* _Prompt_
Which lines hold the word "JSON"? Copy each of them.

──────────────────────────────

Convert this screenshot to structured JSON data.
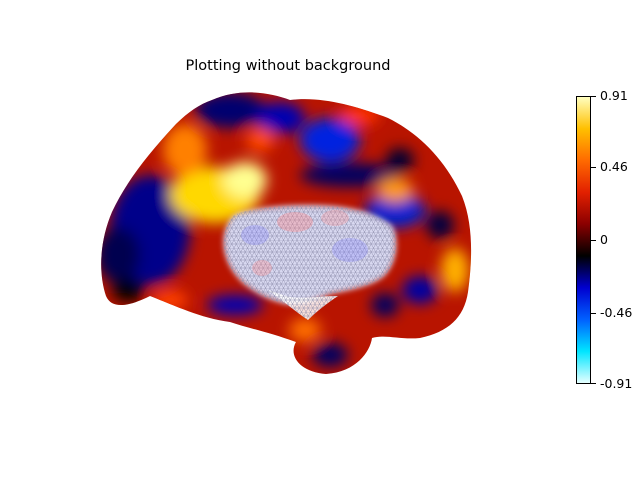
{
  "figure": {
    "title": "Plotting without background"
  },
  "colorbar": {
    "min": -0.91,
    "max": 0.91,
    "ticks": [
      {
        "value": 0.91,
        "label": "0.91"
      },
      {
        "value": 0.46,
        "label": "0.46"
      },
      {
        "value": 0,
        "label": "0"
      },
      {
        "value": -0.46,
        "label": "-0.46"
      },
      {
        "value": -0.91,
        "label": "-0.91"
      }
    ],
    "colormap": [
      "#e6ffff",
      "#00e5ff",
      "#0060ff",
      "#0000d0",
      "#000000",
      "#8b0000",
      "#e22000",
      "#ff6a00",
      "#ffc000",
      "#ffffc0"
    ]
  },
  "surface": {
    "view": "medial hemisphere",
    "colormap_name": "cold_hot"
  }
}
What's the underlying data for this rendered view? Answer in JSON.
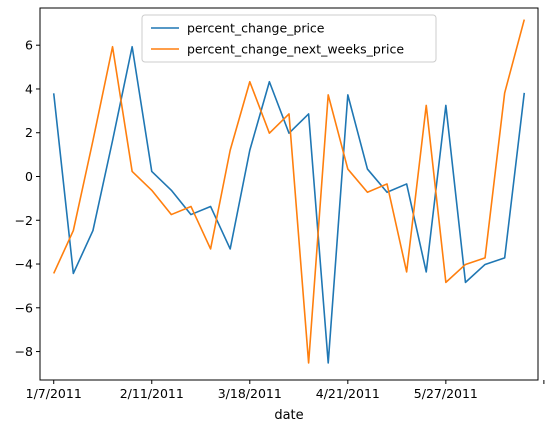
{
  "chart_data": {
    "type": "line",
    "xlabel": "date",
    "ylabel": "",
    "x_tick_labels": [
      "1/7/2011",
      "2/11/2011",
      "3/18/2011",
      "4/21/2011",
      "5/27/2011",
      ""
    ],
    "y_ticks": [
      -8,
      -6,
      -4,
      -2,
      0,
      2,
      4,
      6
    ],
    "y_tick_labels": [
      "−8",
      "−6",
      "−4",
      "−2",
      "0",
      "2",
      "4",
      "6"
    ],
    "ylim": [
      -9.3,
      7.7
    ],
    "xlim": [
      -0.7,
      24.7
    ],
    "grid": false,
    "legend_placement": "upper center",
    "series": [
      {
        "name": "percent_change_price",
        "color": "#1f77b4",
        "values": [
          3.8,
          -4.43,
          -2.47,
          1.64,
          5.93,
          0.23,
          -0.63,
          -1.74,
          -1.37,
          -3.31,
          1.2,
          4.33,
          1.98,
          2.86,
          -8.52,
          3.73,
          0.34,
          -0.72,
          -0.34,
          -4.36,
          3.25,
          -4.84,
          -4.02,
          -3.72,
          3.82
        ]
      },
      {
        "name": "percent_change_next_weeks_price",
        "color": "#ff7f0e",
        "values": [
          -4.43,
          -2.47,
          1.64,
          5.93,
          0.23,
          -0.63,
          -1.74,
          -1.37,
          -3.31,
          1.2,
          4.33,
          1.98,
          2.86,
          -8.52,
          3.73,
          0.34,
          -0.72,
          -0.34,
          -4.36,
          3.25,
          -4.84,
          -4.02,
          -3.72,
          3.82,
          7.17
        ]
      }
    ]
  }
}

──────────────────────────────

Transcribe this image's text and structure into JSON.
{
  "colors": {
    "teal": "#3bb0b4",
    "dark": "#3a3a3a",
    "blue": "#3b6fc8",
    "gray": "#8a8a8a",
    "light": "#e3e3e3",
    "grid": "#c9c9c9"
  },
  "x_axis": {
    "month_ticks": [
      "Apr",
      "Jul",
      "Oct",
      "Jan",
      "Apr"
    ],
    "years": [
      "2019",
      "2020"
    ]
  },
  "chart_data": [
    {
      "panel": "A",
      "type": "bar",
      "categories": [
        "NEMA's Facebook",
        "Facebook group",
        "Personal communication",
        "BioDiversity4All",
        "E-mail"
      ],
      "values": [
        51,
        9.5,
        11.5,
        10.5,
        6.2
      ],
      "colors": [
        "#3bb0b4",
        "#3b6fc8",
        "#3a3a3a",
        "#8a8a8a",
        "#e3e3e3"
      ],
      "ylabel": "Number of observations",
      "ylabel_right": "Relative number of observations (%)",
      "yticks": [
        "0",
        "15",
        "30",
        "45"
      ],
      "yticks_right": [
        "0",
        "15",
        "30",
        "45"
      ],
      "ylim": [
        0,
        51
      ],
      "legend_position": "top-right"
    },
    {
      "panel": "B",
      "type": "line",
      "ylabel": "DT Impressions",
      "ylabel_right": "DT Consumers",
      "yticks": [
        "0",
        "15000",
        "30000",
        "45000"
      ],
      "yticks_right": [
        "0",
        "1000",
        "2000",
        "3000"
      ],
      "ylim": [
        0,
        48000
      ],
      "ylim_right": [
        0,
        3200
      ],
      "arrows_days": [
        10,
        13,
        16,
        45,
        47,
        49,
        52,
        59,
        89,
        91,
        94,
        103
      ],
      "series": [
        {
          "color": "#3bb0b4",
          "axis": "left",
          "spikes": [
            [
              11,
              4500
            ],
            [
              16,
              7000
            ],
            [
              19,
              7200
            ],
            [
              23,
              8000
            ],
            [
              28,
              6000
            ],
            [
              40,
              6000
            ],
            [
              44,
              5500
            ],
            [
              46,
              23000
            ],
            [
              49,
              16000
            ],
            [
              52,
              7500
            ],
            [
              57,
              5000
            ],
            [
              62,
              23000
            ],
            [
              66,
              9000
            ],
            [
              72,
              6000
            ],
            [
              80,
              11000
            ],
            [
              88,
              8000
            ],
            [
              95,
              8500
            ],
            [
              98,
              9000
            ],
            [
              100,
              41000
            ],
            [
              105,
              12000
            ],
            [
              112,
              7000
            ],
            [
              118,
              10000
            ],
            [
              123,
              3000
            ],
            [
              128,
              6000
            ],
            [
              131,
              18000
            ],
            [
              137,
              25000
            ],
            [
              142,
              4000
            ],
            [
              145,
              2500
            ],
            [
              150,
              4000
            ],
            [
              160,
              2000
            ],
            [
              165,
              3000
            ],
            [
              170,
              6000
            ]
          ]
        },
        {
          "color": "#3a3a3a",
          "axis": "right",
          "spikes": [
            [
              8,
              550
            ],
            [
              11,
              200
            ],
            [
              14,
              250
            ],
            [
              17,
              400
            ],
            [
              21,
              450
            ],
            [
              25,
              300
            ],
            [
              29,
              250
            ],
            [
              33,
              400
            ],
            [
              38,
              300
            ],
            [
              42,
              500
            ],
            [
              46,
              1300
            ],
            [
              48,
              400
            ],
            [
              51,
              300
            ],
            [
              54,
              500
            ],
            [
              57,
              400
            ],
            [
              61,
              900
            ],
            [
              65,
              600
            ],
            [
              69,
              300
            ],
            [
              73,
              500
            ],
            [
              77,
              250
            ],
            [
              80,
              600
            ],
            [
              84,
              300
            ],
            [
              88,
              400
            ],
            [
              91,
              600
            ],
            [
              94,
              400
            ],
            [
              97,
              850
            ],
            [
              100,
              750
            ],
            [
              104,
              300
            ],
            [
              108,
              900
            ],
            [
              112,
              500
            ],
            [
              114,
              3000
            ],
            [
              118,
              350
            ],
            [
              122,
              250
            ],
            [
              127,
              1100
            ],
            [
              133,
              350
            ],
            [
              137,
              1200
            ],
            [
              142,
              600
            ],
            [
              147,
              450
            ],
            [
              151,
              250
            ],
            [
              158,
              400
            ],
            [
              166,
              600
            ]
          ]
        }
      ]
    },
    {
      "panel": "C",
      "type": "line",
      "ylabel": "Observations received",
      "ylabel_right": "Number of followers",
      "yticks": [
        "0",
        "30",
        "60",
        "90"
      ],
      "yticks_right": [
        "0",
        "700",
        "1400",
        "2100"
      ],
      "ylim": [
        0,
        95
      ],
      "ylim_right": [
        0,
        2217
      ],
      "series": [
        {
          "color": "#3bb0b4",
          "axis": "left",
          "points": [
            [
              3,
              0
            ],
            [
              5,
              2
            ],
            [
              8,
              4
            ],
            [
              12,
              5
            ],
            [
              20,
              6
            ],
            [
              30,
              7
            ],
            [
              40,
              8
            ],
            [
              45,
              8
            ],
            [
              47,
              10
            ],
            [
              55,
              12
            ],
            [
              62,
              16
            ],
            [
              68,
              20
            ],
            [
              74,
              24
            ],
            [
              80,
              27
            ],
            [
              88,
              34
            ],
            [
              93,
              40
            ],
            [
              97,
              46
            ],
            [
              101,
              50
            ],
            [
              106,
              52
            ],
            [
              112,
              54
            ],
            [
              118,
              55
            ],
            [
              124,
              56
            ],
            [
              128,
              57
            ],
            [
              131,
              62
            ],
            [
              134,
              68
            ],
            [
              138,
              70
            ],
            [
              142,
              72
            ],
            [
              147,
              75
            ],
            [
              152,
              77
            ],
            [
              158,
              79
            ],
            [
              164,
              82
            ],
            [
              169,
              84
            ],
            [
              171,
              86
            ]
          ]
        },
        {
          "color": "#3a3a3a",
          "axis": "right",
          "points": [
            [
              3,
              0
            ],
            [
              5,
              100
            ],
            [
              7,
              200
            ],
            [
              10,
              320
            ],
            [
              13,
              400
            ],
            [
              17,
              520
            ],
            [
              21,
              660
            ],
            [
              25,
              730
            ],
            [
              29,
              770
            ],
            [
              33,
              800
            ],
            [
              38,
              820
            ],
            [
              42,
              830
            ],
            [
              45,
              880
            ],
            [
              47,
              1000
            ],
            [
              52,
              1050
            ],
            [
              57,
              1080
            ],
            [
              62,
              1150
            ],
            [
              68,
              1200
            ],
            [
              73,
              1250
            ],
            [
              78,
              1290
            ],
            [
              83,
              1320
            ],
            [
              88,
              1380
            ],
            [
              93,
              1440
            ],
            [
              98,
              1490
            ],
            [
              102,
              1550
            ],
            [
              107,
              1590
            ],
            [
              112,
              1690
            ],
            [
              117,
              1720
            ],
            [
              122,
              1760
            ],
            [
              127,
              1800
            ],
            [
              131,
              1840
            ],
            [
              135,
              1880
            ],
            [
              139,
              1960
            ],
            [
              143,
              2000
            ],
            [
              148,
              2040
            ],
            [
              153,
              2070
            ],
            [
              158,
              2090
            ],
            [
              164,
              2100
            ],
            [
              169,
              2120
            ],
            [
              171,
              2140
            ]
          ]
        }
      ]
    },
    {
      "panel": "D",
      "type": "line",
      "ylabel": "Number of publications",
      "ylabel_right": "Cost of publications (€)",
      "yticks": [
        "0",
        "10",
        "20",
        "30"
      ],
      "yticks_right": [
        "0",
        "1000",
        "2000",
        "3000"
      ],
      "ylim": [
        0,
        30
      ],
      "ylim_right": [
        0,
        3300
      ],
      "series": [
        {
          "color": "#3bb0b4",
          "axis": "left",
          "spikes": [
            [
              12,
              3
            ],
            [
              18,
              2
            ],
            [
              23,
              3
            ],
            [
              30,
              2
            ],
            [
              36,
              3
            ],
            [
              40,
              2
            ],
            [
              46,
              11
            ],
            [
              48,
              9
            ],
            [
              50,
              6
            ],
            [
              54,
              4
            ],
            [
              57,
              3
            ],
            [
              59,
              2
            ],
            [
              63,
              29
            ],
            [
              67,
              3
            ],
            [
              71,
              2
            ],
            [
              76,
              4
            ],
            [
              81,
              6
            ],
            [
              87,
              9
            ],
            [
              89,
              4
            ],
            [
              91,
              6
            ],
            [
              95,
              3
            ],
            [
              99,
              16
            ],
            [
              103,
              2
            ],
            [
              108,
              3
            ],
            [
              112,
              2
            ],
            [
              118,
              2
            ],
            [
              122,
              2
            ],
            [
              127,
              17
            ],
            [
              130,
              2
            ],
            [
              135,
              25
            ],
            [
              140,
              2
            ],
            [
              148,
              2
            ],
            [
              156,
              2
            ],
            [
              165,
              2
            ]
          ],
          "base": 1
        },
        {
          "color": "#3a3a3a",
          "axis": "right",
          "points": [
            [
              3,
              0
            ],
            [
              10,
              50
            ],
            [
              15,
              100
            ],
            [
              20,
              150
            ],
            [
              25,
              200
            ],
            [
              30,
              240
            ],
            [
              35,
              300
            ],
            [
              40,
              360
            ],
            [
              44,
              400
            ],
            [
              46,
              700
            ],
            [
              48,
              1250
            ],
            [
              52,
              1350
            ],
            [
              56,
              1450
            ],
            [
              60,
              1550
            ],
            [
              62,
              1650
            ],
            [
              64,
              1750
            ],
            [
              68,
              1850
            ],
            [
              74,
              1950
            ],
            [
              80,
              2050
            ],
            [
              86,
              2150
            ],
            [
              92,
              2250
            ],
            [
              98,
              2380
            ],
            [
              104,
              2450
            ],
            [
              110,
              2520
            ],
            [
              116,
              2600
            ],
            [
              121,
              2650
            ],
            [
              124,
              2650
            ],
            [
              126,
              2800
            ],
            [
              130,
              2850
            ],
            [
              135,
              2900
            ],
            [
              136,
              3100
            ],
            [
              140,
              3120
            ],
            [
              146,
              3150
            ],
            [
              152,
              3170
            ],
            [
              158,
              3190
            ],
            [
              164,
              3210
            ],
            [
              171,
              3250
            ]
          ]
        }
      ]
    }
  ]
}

──────────────────────────────

* _Answer to the problem_
Convert this screenshot to structured JSON data.
What's the underlying data for this rendered view? Answer in JSON.
Transcribe this image's text and structure into JSON.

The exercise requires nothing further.